Rows from a figure dataset
******************************
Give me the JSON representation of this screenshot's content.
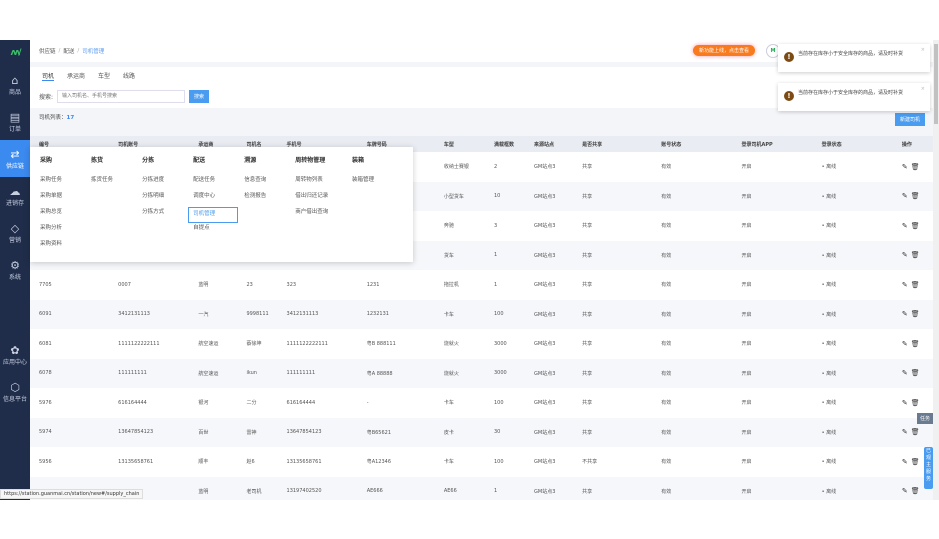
{
  "sidebar": {
    "items": [
      {
        "label": "商品",
        "icon": "bag-icon"
      },
      {
        "label": "订单",
        "icon": "order-icon"
      },
      {
        "label": "供应链",
        "icon": "exchange-icon"
      },
      {
        "label": "进销存",
        "icon": "cloud-icon"
      },
      {
        "label": "营销",
        "icon": "tag-icon"
      },
      {
        "label": "系统",
        "icon": "gear-icon"
      },
      {
        "label": "应用中心",
        "icon": "apps-icon"
      },
      {
        "label": "信息平台",
        "icon": "cube-icon"
      }
    ]
  },
  "breadcrumb": [
    "供应链",
    "配送",
    "司机管理"
  ],
  "header": {
    "new_feature": "新功能上线，点击查看",
    "avatar": "M"
  },
  "tabs": [
    "司机",
    "承运商",
    "车型",
    "线路"
  ],
  "search": {
    "label": "搜索:",
    "placeholder": "输入司机名、手机号搜索",
    "button": "搜索"
  },
  "list": {
    "label": "司机列表：",
    "count": "17",
    "new_button": "新建司机"
  },
  "table": {
    "columns": [
      "编号",
      "司机账号",
      "承运商",
      "司机名",
      "手机号",
      "车牌号码",
      "车型",
      "满载框数",
      "来源站点",
      "是否共享",
      "账号状态",
      "登录司机APP",
      "登录状态",
      "操作"
    ],
    "rows": [
      [
        "",
        "",
        "",
        "",
        "",
        "",
        "收纳士赛银",
        "2",
        "GM站点3",
        "共享",
        "有效",
        "开启",
        "• 离线"
      ],
      [
        "",
        "",
        "",
        "",
        "",
        "",
        "小型货车",
        "10",
        "GM站点3",
        "共享",
        "有效",
        "开启",
        "• 离线"
      ],
      [
        "",
        "",
        "",
        "",
        "",
        "",
        "奔驰",
        "3",
        "GM站点3",
        "共享",
        "有效",
        "开启",
        "• 离线"
      ],
      [
        "",
        "",
        "",
        "",
        "",
        "",
        "货车",
        "1",
        "GM站点3",
        "共享",
        "有效",
        "开启",
        "• 离线"
      ],
      [
        "7705",
        "0007",
        "蓝明",
        "23",
        "323",
        "1231",
        "拖拉机",
        "1",
        "GM站点3",
        "共享",
        "有效",
        "开启",
        "• 离线"
      ],
      [
        "6091",
        "3412131113",
        "一汽",
        "9998111",
        "3412131113",
        "1232131",
        "卡车",
        "100",
        "GM站点3",
        "共享",
        "有效",
        "开启",
        "• 离线"
      ],
      [
        "6081",
        "1111122222111",
        "航空速运",
        "蔡徐坤",
        "1111122222111",
        "粤B 888111",
        "烧就火",
        "3000",
        "GM站点3",
        "共享",
        "有效",
        "开启",
        "• 离线"
      ],
      [
        "6078",
        "111111111",
        "航空速运",
        "ikun",
        "111111111",
        "粤A 88888",
        "烧就火",
        "3000",
        "GM站点3",
        "共享",
        "有效",
        "开启",
        "• 离线"
      ],
      [
        "5976",
        "616164444",
        "银河",
        "二分",
        "616164444",
        "-",
        "卡车",
        "100",
        "GM站点3",
        "共享",
        "有效",
        "开启",
        "• 离线"
      ],
      [
        "5974",
        "13647854123",
        "百世",
        "雷神",
        "13647854123",
        "粤B65621",
        "皮卡",
        "30",
        "GM站点3",
        "共享",
        "有效",
        "开启",
        "• 离线"
      ],
      [
        "5956",
        "13135658761",
        "顺丰",
        "赵6",
        "13135658761",
        "粤A12346",
        "卡车",
        "100",
        "GM站点3",
        "不共享",
        "有效",
        "开启",
        "• 离线"
      ],
      [
        "",
        "",
        "蓝明",
        "老司机",
        "13197402520",
        "AE666",
        "AE66",
        "1",
        "GM站点3",
        "共享",
        "有效",
        "开启",
        "• 离线"
      ]
    ]
  },
  "menu": [
    {
      "title": "采购",
      "items": [
        "采购任务",
        "采购单据",
        "采购总览",
        "采购分析",
        "采购资料"
      ]
    },
    {
      "title": "拣货",
      "items": [
        "拣货任务"
      ]
    },
    {
      "title": "分拣",
      "items": [
        "分拣进度",
        "分拣明细",
        "分拣方式"
      ]
    },
    {
      "title": "配送",
      "items": [
        "配送任务",
        "调度中心",
        "司机管理",
        "自提点"
      ],
      "selected": "司机管理"
    },
    {
      "title": "溯源",
      "items": [
        "信息查询",
        "检测报告"
      ]
    },
    {
      "title": "周转物管理",
      "items": [
        "周转物列表",
        "借出归还记录",
        "商户借出查询"
      ]
    },
    {
      "title": "装箱",
      "items": [
        "装箱管理"
      ]
    }
  ],
  "notices": [
    "当前存在库存小于安全库存的商品，请及时补货",
    "当前存在库存小于安全库存的商品，请及时补货"
  ],
  "floating": {
    "task": "任务",
    "service": "已观主服务"
  },
  "status_url": "https://station.guanmai.cn/station/new#/supply_chain",
  "colors": {
    "sidebar": "#1f2d4b",
    "accent": "#3b8af0",
    "orange": "#f87b1e"
  }
}
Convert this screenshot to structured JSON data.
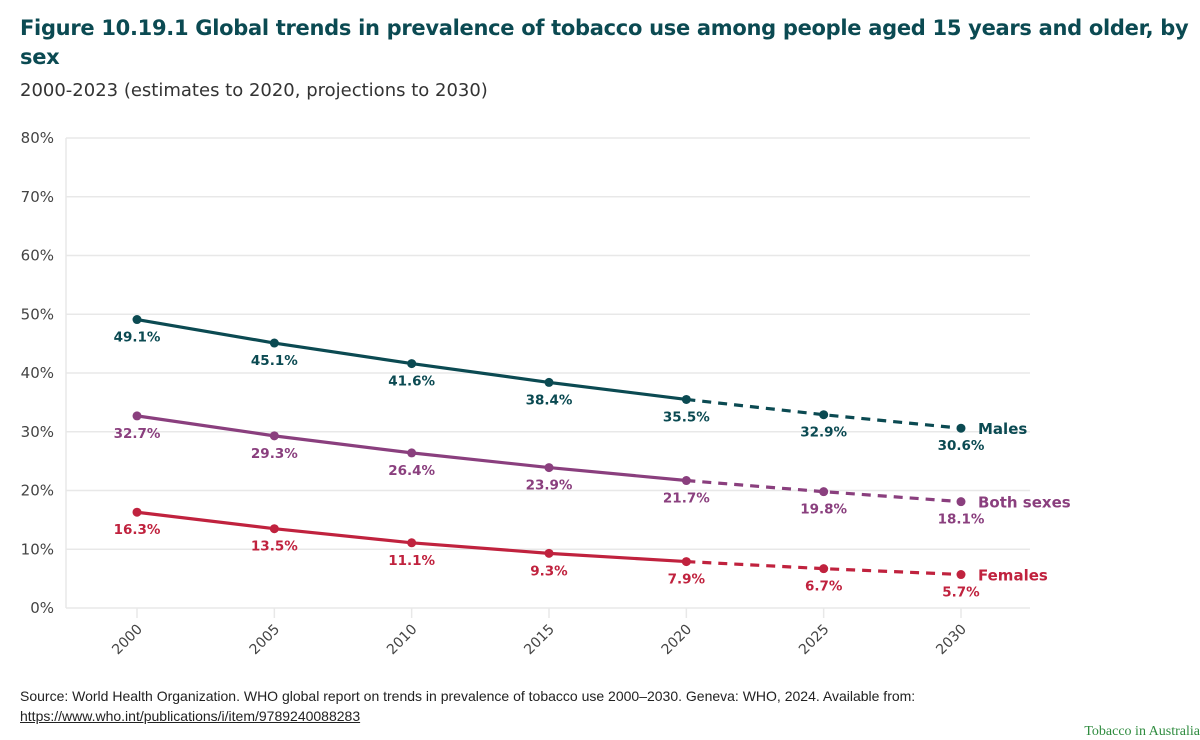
******************************
Short problem » Repeat verbatim all the material, but not the pictures.

Answer to this problem »
Give me the JSON representation of this screenshot's content.
{
  "sidebar": {
    "items": [
      {
        "label": "商品",
        "icon": "bag-icon"
      },
      {
        "label": "订单",
        "icon": "order-icon"
      },
      {
        "label": "供应链",
        "icon": "exchange-icon"
      },
      {
        "label": "进销存",
        "icon": "cloud-icon"
      },
      {
        "label": "营销",
        "icon": "tag-icon"
      },
      {
        "label": "系统",
        "icon": "gear-icon"
      },
      {
        "label": "应用中心",
        "icon": "apps-icon"
      },
      {
        "label": "信息平台",
        "icon": "cube-icon"
      }
    ]
  },
  "breadcrumb": [
    "供应链",
    "配送",
    "司机管理"
  ],
  "header": {
    "new_feature": "新功能上线，点击查看",
    "avatar": "M"
  },
  "tabs": [
    "司机",
    "承运商",
    "车型",
    "线路"
  ],
  "search": {
    "label": "搜索:",
    "placeholder": "输入司机名、手机号搜索",
    "button": "搜索"
  },
  "list": {
    "label": "司机列表：",
    "count": "17",
    "new_button": "新建司机"
  },
  "table": {
    "columns": [
      "编号",
      "司机账号",
      "承运商",
      "司机名",
      "手机号",
      "车牌号码",
      "车型",
      "满载框数",
      "来源站点",
      "是否共享",
      "账号状态",
      "登录司机APP",
      "登录状态",
      "操作"
    ],
    "rows": [
      [
        "",
        "",
        "",
        "",
        "",
        "",
        "收纳士赛银",
        "2",
        "GM站点3",
        "共享",
        "有效",
        "开启",
        "• 离线"
      ],
      [
        "",
        "",
        "",
        "",
        "",
        "",
        "小型货车",
        "10",
        "GM站点3",
        "共享",
        "有效",
        "开启",
        "• 离线"
      ],
      [
        "",
        "",
        "",
        "",
        "",
        "",
        "奔驰",
        "3",
        "GM站点3",
        "共享",
        "有效",
        "开启",
        "• 离线"
      ],
      [
        "",
        "",
        "",
        "",
        "",
        "",
        "货车",
        "1",
        "GM站点3",
        "共享",
        "有效",
        "开启",
        "• 离线"
      ],
      [
        "7705",
        "0007",
        "蓝明",
        "23",
        "323",
        "1231",
        "拖拉机",
        "1",
        "GM站点3",
        "共享",
        "有效",
        "开启",
        "• 离线"
      ],
      [
        "6091",
        "3412131113",
        "一汽",
        "9998111",
        "3412131113",
        "1232131",
        "卡车",
        "100",
        "GM站点3",
        "共享",
        "有效",
        "开启",
        "• 离线"
      ],
      [
        "6081",
        "1111122222111",
        "航空速运",
        "蔡徐坤",
        "1111122222111",
        "粤B 888111",
        "烧就火",
        "3000",
        "GM站点3",
        "共享",
        "有效",
        "开启",
        "• 离线"
      ],
      [
        "6078",
        "111111111",
        "航空速运",
        "ikun",
        "111111111",
        "粤A 88888",
        "烧就火",
        "3000",
        "GM站点3",
        "共享",
        "有效",
        "开启",
        "• 离线"
      ],
      [
        "5976",
        "616164444",
        "银河",
        "二分",
        "616164444",
        "-",
        "卡车",
        "100",
        "GM站点3",
        "共享",
        "有效",
        "开启",
        "• 离线"
      ],
      [
        "5974",
        "13647854123",
        "百世",
        "雷神",
        "13647854123",
        "粤B65621",
        "皮卡",
        "30",
        "GM站点3",
        "共享",
        "有效",
        "开启",
        "• 离线"
      ],
      [
        "5956",
        "13135658761",
        "顺丰",
        "赵6",
        "13135658761",
        "粤A12346",
        "卡车",
        "100",
        "GM站点3",
        "不共享",
        "有效",
        "开启",
        "• 离线"
      ],
      [
        "",
        "",
        "蓝明",
        "老司机",
        "13197402520",
        "AE666",
        "AE66",
        "1",
        "GM站点3",
        "共享",
        "有效",
        "开启",
        "• 离线"
      ]
    ]
  },
  "menu": [
    {
      "title": "采购",
      "items": [
        "采购任务",
        "采购单据",
        "采购总览",
        "采购分析",
        "采购资料"
      ]
    },
    {
      "title": "拣货",
      "items": [
        "拣货任务"
      ]
    },
    {
      "title": "分拣",
      "items": [
        "分拣进度",
        "分拣明细",
        "分拣方式"
      ]
    },
    {
      "title": "配送",
      "items": [
        "配送任务",
        "调度中心",
        "司机管理",
        "自提点"
      ],
      "selected": "司机管理"
    },
    {
      "title": "溯源",
      "items": [
        "信息查询",
        "检测报告"
      ]
    },
    {
      "title": "周转物管理",
      "items": [
        "周转物列表",
        "借出归还记录",
        "商户借出查询"
      ]
    },
    {
      "title": "装箱",
      "items": [
        "装箱管理"
      ]
    }
  ],
  "notices": [
    "当前存在库存小于安全库存的商品，请及时补货",
    "当前存在库存小于安全库存的商品，请及时补货"
  ],
  "floating": {
    "task": "任务",
    "service": "已观主服务"
  },
  "status_url": "https://station.guanmai.cn/station/new#/supply_chain",
  "colors": {
    "sidebar": "#1f2d4b",
    "accent": "#3b8af0",
    "orange": "#f87b1e"
  }
}
Convert this screenshot to structured JSON data.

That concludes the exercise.